> _TASK BRIEF_: Starting with the line that contains "Transcribe this image's", copy every line through the end of the data below, exactly and with nothing added.

— Start of INPUT FOR THIS TASK —

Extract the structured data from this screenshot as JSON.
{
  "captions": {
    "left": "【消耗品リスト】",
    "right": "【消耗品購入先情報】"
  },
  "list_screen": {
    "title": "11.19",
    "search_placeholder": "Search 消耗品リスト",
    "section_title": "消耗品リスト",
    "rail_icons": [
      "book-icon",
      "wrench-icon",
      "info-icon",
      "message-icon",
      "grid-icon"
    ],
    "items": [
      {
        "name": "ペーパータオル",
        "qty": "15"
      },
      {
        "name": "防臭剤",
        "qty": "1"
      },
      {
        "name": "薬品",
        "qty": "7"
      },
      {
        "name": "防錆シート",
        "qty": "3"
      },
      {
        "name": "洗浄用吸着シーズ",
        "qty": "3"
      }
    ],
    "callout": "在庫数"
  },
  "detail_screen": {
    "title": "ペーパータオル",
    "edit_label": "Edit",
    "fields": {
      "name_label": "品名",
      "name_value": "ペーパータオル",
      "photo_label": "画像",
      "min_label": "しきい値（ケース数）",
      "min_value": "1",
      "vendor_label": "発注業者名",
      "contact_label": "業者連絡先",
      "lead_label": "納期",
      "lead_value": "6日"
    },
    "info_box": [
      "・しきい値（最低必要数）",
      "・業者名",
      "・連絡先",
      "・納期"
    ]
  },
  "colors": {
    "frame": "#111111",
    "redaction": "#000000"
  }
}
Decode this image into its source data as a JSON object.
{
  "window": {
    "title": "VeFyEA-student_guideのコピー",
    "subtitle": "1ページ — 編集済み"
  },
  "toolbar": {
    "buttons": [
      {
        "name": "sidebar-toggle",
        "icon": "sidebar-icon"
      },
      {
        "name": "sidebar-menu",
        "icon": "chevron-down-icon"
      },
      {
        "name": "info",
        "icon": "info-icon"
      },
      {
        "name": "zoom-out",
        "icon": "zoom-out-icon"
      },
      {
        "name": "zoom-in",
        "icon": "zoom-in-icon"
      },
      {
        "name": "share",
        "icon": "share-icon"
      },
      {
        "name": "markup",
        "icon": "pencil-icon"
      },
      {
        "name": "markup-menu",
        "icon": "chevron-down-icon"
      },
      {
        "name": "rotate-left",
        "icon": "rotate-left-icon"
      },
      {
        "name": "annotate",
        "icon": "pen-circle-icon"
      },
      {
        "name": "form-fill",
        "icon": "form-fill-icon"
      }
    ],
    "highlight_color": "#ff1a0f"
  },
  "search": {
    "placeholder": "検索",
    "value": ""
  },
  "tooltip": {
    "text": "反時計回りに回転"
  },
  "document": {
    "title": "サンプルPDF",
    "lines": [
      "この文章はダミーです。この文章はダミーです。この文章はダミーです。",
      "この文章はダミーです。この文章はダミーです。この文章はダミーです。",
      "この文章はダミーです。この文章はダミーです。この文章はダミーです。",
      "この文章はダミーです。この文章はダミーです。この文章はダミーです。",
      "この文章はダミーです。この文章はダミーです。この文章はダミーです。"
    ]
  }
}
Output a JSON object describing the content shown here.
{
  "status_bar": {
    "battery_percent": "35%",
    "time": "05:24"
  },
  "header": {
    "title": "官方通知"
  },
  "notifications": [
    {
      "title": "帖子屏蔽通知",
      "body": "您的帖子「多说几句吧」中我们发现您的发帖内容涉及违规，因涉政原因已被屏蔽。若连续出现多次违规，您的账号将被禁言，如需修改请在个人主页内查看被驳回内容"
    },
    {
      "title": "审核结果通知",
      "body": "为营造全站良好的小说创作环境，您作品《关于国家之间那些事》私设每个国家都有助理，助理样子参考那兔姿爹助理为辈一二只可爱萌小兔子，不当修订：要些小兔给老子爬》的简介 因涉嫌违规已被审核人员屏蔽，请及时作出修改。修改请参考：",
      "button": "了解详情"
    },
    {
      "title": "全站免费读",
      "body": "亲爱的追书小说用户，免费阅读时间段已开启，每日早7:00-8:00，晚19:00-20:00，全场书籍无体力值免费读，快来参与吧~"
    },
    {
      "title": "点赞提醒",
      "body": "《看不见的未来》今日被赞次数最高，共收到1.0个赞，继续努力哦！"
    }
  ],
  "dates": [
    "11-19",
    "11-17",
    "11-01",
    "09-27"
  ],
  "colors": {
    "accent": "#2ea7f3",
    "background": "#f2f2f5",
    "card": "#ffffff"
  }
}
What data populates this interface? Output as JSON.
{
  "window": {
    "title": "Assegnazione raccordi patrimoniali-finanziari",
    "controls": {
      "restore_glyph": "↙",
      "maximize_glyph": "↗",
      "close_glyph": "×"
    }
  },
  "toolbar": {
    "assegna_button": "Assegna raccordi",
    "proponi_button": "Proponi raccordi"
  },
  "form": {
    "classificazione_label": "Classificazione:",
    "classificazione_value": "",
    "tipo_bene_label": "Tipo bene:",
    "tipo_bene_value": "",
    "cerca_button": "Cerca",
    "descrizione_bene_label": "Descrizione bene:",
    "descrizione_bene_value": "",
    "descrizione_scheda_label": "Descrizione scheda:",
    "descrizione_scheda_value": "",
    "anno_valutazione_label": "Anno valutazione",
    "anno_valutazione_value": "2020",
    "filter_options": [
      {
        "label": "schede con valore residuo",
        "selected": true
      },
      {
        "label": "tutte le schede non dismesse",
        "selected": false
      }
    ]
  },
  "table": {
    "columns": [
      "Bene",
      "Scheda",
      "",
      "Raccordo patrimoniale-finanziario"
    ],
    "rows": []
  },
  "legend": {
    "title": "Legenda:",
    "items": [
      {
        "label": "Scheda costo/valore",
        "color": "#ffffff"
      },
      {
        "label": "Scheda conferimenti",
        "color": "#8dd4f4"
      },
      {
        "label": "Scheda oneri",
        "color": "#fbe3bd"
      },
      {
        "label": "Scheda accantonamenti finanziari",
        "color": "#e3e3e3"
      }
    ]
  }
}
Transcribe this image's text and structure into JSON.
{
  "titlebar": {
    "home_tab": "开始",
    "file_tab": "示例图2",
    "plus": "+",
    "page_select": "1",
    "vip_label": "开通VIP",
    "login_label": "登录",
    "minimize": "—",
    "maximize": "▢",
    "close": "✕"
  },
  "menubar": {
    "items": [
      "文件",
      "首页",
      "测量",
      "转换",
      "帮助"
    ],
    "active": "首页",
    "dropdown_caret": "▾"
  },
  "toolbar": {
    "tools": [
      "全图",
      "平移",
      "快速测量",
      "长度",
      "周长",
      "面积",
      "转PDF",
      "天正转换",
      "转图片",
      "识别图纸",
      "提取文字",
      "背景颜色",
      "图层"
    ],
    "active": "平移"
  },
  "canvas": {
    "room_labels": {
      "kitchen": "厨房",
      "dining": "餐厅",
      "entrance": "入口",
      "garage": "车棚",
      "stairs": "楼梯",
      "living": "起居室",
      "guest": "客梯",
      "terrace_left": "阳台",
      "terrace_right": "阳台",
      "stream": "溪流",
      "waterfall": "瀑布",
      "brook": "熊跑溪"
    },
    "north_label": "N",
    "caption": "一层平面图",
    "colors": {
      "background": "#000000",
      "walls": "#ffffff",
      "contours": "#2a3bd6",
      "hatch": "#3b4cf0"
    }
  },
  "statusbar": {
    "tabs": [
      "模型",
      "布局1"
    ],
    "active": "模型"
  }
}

— End of INPUT FOR THIS TASK —

> _FULL OUTPUT_:
Transcribe this image's text and structure into JSON.
{
  "titlebar": {
    "home_tab": "开始",
    "file_tab": "示例图2",
    "plus": "+",
    "page_select": "1",
    "vip_label": "开通VIP",
    "login_label": "登录",
    "minimize": "—",
    "maximize": "▢",
    "close": "✕"
  },
  "menubar": {
    "items": [
      "文件",
      "首页",
      "测量",
      "转换",
      "帮助"
    ],
    "active": "首页",
    "dropdown_caret": "▾"
  },
  "toolbar": {
    "tools": [
      "全图",
      "平移",
      "快速测量",
      "长度",
      "周长",
      "面积",
      "转PDF",
      "天正转换",
      "转图片",
      "识别图纸",
      "提取文字",
      "背景颜色",
      "图层"
    ],
    "active": "平移"
  },
  "canvas": {
    "room_labels": {
      "kitchen": "厨房",
      "dining": "餐厅",
      "entrance": "入口",
      "garage": "车棚",
      "stairs": "楼梯",
      "living": "起居室",
      "guest": "客梯",
      "terrace_left": "阳台",
      "terrace_right": "阳台",
      "stream": "溪流",
      "waterfall": "瀑布",
      "brook": "熊跑溪"
    },
    "north_label": "N",
    "caption": "一层平面图",
    "colors": {
      "background": "#000000",
      "walls": "#ffffff",
      "contours": "#2a3bd6",
      "hatch": "#3b4cf0"
    }
  },
  "statusbar": {
    "tabs": [
      "模型",
      "布局1"
    ],
    "active": "模型"
  }
}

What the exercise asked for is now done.